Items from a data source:

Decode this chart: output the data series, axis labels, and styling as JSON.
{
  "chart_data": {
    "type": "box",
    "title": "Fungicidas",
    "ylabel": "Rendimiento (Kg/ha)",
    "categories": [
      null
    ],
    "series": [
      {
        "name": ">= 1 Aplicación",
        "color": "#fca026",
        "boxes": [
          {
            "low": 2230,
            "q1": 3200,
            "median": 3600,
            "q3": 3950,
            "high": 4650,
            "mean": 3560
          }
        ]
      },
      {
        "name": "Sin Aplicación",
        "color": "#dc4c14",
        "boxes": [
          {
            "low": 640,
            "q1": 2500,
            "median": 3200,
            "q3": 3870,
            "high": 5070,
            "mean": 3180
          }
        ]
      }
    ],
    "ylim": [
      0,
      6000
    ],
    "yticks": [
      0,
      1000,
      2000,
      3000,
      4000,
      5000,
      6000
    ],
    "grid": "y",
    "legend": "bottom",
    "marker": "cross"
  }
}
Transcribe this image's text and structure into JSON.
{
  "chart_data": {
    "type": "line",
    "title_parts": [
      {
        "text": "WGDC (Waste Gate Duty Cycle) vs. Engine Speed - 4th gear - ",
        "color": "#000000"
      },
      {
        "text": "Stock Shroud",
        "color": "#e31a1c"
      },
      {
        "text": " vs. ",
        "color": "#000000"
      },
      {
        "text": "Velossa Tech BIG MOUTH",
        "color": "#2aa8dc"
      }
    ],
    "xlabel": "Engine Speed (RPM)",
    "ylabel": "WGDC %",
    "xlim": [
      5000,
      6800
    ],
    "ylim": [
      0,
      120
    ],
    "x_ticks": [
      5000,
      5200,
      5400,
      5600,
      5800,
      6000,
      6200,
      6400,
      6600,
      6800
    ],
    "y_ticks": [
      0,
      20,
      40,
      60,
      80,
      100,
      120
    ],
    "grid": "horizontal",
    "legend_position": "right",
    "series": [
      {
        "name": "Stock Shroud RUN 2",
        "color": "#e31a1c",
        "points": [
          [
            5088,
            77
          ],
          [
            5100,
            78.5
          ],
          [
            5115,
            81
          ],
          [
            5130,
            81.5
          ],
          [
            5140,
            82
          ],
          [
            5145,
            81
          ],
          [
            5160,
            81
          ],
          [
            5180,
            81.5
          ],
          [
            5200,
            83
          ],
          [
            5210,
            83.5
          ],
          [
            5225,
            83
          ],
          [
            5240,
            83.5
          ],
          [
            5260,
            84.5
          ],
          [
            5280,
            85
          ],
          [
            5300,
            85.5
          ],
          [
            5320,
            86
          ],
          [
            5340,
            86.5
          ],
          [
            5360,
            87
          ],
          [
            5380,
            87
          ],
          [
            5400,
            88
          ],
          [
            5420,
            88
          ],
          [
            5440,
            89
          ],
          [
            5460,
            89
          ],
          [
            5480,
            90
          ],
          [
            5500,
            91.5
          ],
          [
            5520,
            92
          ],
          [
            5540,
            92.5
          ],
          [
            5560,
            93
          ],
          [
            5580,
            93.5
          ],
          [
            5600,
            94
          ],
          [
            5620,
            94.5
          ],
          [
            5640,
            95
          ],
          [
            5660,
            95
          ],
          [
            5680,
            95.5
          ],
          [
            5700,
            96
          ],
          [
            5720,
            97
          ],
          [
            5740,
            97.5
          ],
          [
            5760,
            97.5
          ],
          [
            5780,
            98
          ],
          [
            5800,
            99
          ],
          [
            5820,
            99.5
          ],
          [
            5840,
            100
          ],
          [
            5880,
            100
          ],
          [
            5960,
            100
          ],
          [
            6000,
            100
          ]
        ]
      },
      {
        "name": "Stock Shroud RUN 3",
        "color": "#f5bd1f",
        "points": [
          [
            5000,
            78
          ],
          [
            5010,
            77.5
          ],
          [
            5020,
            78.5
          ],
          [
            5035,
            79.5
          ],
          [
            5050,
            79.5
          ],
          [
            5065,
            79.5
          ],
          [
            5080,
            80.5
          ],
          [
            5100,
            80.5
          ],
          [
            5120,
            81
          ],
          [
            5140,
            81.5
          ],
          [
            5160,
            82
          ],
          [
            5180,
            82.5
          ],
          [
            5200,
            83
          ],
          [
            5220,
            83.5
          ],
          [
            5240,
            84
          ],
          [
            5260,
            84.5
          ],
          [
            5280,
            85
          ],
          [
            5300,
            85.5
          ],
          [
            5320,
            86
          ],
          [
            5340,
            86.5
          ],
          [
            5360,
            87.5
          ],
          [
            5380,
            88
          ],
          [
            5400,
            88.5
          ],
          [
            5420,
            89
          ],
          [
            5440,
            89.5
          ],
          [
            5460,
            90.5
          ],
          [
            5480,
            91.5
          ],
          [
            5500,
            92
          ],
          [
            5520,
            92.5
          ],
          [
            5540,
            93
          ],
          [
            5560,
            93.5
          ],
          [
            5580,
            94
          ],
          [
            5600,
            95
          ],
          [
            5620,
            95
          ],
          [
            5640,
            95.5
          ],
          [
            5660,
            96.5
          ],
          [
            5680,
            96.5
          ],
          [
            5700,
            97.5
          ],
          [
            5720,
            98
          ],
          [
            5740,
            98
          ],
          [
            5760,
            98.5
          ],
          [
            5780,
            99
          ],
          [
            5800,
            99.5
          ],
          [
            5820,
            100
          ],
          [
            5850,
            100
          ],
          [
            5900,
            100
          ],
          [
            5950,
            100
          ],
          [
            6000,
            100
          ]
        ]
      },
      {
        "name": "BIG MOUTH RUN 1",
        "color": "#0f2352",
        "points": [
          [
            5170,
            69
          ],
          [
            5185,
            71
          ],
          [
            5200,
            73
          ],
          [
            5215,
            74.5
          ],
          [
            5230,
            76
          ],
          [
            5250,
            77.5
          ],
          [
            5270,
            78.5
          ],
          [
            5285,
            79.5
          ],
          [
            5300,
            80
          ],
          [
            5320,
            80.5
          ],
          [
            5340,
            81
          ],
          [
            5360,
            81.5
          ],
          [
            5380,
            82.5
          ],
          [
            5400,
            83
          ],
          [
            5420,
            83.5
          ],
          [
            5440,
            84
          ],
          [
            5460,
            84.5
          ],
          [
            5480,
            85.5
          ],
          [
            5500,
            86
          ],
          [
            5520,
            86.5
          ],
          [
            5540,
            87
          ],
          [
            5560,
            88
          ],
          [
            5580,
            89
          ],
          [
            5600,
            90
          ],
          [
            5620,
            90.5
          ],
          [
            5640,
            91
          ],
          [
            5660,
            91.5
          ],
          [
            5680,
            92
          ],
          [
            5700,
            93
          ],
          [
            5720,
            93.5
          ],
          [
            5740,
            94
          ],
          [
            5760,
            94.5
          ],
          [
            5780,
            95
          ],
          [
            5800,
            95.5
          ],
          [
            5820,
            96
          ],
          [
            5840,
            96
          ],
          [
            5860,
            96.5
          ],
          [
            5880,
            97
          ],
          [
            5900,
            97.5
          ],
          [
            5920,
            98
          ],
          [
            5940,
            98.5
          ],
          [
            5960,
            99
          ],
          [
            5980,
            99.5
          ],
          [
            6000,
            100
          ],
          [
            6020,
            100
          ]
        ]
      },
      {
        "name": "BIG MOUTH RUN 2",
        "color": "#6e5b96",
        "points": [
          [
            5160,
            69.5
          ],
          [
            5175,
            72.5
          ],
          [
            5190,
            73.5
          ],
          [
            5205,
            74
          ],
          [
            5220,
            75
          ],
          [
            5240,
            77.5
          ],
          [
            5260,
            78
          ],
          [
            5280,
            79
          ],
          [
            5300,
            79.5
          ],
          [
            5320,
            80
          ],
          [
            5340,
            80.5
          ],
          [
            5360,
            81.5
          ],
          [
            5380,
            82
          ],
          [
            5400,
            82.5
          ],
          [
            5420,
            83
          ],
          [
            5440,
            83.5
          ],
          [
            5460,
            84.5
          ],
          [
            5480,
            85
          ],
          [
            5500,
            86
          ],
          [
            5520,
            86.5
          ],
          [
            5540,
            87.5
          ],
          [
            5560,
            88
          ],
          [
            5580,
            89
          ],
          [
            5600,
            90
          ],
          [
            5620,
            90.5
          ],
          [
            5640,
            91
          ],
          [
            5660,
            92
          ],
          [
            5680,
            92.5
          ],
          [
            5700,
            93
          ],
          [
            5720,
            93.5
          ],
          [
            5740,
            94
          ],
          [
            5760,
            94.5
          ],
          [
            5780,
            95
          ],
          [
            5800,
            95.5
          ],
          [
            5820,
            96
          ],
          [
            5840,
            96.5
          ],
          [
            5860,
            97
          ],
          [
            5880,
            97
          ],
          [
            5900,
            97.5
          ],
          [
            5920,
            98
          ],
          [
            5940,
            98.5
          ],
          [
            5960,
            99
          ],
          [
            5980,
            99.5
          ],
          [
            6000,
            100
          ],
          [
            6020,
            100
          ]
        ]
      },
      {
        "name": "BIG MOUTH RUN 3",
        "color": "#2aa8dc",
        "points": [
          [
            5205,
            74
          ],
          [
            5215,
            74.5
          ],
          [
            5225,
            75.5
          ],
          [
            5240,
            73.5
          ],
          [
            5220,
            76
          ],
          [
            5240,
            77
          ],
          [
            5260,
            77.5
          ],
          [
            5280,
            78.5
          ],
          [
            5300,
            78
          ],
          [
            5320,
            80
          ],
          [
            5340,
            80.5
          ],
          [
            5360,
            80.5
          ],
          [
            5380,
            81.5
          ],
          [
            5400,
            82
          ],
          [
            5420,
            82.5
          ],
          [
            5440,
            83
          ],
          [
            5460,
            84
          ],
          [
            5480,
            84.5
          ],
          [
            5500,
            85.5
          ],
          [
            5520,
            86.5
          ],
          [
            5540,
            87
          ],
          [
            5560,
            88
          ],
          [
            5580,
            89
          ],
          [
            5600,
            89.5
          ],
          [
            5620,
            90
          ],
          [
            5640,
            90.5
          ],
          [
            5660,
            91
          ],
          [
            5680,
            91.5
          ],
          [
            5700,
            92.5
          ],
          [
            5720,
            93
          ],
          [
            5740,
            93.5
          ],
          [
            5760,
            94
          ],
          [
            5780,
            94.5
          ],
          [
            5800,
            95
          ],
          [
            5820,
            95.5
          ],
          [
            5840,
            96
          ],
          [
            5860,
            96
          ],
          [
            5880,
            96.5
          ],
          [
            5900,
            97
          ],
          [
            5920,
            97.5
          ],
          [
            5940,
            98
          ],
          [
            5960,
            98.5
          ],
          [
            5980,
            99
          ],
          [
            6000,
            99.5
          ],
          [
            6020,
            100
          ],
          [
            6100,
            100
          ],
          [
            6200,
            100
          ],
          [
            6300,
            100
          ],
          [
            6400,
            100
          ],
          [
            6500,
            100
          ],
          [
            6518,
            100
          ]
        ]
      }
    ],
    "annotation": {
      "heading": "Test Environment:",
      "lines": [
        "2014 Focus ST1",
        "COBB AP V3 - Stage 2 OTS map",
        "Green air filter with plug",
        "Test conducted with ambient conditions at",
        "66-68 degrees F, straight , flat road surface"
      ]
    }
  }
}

Problem to solve: Pull every line holding "Test" out of the records.

Task response:
      "heading": "Test Environment:",
        "Test conducted with ambient conditions at",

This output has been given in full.